__Data records__
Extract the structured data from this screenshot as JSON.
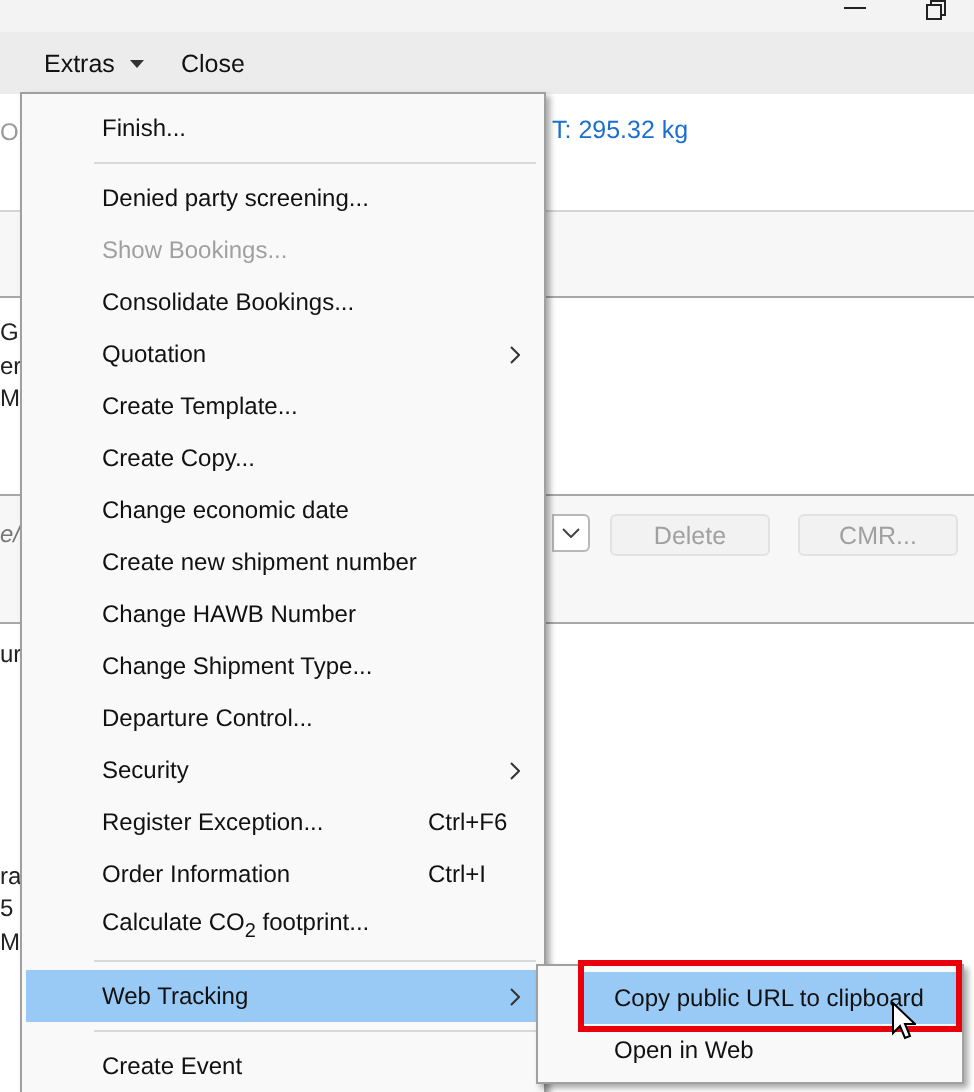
{
  "window": {
    "controls": [
      {
        "kind": "minimize"
      },
      {
        "kind": "restore"
      }
    ]
  },
  "toolbar": [
    {
      "label": "Extras",
      "dropdown": true
    },
    {
      "label": "Close",
      "dropdown": false
    }
  ],
  "header": {
    "weight_text": "T: 295.32 kg"
  },
  "background_fragments": [
    "O",
    "G",
    "er",
    "M",
    "e/",
    "ur",
    "ra",
    "5",
    "M"
  ],
  "actions": [
    {
      "label": "Delete",
      "disabled": true
    },
    {
      "label": "CMR...",
      "disabled": true
    }
  ],
  "menu": [
    {
      "kind": "item",
      "label": "Finish...",
      "disabled": false,
      "submenu": false,
      "selected": false
    },
    {
      "kind": "separator"
    },
    {
      "kind": "item",
      "label": "Denied party screening...",
      "disabled": false,
      "submenu": false,
      "selected": false
    },
    {
      "kind": "item",
      "label": "Show Bookings...",
      "disabled": true,
      "submenu": false,
      "selected": false
    },
    {
      "kind": "item",
      "label": "Consolidate Bookings...",
      "disabled": false,
      "submenu": false,
      "selected": false
    },
    {
      "kind": "item",
      "label": "Quotation",
      "disabled": false,
      "submenu": true,
      "selected": false
    },
    {
      "kind": "item",
      "label": "Create Template...",
      "disabled": false,
      "submenu": false,
      "selected": false
    },
    {
      "kind": "item",
      "label": "Create Copy...",
      "disabled": false,
      "submenu": false,
      "selected": false
    },
    {
      "kind": "item",
      "label": "Change economic date",
      "disabled": false,
      "submenu": false,
      "selected": false
    },
    {
      "kind": "item",
      "label": "Create new shipment number",
      "disabled": false,
      "submenu": false,
      "selected": false
    },
    {
      "kind": "item",
      "label": "Change HAWB Number",
      "disabled": false,
      "submenu": false,
      "selected": false
    },
    {
      "kind": "item",
      "label": "Change Shipment Type...",
      "disabled": false,
      "submenu": false,
      "selected": false
    },
    {
      "kind": "item",
      "label": "Departure Control...",
      "disabled": false,
      "submenu": false,
      "selected": false
    },
    {
      "kind": "item",
      "label": "Security",
      "disabled": false,
      "submenu": true,
      "selected": false
    },
    {
      "kind": "item",
      "label": "Register Exception...",
      "shortcut": "Ctrl+F6",
      "disabled": false,
      "submenu": false,
      "selected": false
    },
    {
      "kind": "item",
      "label": "Order Information",
      "shortcut": "Ctrl+I",
      "disabled": false,
      "submenu": false,
      "selected": false
    },
    {
      "kind": "item",
      "label": "Calculate CO$_{2}$ footprint...",
      "disabled": false,
      "submenu": false,
      "selected": false
    },
    {
      "kind": "separator"
    },
    {
      "kind": "item",
      "label": "Web Tracking",
      "disabled": false,
      "submenu": true,
      "selected": true
    },
    {
      "kind": "separator"
    },
    {
      "kind": "item",
      "label": "Create Event",
      "disabled": false,
      "submenu": false,
      "selected": false
    }
  ],
  "submenu": [
    {
      "label": "Copy public URL to clipboard",
      "selected": true,
      "highlighted": true
    },
    {
      "label": "Open in Web",
      "selected": false,
      "highlighted": false
    }
  ]
}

__What to do__
Whichever lines contain the string "true", select and copy them.

__Response to this task__
      "dropdown": true
      "disabled": true
      "disabled": true
      "disabled": true,
      "submenu": true,
      "submenu": true,
      "submenu": true,
      "selected": true
      "selected": true,
      "highlighted": true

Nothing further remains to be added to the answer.